# Task directions
Filter the data for lines with the word "Second", then copy every line so identified.

# Input rows
=-=-=

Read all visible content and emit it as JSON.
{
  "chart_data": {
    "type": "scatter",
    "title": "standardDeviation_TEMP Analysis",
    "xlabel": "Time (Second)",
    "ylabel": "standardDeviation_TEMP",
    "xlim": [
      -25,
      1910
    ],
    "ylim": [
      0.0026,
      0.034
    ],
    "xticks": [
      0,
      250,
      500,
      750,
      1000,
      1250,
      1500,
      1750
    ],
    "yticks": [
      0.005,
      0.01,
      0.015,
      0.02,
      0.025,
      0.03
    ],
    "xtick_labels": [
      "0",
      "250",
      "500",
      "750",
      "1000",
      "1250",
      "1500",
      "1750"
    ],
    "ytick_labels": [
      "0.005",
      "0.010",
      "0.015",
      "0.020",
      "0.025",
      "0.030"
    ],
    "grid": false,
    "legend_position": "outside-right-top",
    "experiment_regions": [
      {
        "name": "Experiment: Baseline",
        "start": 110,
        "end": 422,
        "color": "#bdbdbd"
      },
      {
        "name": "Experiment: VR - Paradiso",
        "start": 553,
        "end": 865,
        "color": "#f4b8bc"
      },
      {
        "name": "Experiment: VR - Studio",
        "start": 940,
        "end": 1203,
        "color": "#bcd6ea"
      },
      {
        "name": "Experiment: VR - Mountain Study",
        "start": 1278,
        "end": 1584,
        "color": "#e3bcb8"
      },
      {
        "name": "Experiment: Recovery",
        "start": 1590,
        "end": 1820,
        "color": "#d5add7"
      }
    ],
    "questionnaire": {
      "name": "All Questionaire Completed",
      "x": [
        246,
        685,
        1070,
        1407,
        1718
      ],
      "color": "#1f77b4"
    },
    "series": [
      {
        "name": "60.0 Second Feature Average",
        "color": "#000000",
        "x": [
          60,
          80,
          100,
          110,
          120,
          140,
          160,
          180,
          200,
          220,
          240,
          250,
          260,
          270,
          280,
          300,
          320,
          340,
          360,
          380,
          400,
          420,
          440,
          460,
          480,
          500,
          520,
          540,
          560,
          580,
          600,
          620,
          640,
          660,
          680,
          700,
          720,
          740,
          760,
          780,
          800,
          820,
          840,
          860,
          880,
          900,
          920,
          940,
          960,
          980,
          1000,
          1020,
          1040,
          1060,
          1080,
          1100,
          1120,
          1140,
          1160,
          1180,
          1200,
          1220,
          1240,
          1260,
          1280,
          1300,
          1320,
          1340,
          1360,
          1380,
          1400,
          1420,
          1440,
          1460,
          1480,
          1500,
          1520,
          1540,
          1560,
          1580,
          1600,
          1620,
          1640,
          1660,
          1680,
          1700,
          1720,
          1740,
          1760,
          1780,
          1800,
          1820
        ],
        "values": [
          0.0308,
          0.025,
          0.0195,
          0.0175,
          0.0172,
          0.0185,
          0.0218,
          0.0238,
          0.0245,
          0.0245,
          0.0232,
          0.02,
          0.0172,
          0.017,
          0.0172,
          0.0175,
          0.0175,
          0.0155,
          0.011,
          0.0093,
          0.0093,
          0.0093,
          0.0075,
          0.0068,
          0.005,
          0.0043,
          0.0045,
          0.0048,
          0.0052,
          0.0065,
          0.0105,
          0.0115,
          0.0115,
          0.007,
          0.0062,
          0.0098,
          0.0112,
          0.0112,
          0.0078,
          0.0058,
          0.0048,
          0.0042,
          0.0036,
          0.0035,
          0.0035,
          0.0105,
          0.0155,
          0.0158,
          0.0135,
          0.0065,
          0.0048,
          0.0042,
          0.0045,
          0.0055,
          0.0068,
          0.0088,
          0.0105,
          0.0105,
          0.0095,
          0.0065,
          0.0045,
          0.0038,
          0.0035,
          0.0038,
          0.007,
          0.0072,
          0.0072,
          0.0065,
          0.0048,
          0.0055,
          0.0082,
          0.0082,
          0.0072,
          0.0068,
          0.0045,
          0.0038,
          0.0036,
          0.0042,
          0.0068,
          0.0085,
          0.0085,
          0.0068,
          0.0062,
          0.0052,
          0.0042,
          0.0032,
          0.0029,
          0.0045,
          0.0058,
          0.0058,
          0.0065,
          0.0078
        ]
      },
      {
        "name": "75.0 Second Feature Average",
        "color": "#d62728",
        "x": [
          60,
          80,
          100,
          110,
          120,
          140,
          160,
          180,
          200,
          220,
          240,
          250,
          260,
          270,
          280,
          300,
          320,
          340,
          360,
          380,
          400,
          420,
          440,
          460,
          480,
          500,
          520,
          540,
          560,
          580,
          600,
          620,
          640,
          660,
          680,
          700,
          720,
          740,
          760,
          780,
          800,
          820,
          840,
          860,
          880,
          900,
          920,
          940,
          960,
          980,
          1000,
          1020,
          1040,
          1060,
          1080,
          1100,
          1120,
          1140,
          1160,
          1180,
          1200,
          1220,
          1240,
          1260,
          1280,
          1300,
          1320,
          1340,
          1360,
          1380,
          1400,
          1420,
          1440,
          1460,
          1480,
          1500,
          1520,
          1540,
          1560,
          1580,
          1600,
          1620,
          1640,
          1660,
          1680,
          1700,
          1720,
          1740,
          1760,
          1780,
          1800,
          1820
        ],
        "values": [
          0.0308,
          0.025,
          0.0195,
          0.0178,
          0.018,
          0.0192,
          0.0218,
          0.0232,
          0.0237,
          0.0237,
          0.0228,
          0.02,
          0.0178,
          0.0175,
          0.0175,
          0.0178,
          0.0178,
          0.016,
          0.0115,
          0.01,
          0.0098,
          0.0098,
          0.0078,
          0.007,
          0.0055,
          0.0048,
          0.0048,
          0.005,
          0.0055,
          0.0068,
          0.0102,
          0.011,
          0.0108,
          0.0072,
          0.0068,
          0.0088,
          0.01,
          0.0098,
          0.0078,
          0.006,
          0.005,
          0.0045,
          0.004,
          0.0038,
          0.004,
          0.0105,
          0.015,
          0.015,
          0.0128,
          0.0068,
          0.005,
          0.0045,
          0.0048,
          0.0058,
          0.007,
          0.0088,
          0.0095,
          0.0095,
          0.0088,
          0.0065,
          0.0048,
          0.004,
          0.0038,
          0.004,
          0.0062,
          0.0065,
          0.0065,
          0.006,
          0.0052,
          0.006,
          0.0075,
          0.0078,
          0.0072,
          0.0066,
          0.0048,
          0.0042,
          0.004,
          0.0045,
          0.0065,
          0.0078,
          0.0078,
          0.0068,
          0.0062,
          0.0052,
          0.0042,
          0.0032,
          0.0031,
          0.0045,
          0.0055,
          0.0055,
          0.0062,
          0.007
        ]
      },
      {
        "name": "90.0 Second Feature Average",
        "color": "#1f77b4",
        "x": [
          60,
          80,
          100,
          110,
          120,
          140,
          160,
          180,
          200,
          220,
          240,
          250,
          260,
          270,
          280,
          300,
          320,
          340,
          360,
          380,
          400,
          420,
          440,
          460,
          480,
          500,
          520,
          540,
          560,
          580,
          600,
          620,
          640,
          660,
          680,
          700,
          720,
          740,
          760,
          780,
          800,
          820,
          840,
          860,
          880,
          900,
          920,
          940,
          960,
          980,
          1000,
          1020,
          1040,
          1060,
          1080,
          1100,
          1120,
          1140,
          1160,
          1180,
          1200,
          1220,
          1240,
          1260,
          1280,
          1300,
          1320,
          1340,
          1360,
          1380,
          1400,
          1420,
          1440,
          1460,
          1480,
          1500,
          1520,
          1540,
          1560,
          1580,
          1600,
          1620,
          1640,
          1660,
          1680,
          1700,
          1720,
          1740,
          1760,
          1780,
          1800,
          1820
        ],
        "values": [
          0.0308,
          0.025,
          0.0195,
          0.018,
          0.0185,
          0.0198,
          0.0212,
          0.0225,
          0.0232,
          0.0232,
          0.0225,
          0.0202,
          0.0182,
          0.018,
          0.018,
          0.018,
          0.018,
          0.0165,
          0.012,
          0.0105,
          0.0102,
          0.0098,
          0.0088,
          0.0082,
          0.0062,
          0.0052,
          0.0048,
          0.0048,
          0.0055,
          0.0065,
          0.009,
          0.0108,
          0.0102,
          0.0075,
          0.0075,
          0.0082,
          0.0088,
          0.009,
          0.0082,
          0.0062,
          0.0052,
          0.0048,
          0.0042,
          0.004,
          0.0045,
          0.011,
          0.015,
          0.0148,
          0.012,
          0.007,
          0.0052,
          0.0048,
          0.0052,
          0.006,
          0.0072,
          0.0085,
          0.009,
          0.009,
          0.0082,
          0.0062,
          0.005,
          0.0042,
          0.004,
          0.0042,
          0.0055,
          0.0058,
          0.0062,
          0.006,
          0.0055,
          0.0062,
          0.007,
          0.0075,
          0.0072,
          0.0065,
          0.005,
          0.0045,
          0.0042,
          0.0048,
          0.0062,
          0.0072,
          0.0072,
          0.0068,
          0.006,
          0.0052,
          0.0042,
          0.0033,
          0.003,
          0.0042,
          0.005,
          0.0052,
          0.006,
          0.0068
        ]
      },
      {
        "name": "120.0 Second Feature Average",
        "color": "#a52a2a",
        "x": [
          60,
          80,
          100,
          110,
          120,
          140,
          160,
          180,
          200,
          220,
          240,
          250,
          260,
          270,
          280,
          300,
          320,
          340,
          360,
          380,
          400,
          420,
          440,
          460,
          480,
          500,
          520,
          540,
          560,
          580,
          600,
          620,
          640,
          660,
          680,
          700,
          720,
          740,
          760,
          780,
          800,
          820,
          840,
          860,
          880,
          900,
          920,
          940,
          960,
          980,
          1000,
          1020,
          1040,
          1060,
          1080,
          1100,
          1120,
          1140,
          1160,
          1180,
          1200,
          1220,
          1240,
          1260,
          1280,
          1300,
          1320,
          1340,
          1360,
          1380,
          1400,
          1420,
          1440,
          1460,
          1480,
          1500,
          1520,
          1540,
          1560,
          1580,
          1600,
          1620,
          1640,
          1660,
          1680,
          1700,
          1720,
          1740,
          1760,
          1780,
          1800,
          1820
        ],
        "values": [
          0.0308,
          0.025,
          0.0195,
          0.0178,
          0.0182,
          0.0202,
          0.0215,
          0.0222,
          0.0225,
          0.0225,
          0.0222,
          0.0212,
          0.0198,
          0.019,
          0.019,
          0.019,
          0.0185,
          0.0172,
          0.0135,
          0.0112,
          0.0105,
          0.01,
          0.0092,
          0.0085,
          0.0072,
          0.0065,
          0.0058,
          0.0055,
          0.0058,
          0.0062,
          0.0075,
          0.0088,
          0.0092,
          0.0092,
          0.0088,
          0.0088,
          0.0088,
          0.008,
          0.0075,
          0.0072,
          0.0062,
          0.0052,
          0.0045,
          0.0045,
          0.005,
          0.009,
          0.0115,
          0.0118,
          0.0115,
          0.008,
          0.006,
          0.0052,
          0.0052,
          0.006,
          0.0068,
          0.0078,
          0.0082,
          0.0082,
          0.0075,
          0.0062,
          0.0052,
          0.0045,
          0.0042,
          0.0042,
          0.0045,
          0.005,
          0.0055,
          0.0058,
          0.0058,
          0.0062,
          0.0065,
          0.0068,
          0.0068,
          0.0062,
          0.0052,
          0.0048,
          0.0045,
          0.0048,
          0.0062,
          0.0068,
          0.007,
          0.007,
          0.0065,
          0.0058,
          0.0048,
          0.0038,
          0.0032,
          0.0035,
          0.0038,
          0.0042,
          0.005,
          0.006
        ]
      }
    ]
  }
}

=-=-=

# Solution below
    "xlabel": "Time (Second)",
        "name": "60.0 Second Feature Average",
        "name": "75.0 Second Feature Average",
        "name": "90.0 Second Feature Average",
        "name": "120.0 Second Feature Average",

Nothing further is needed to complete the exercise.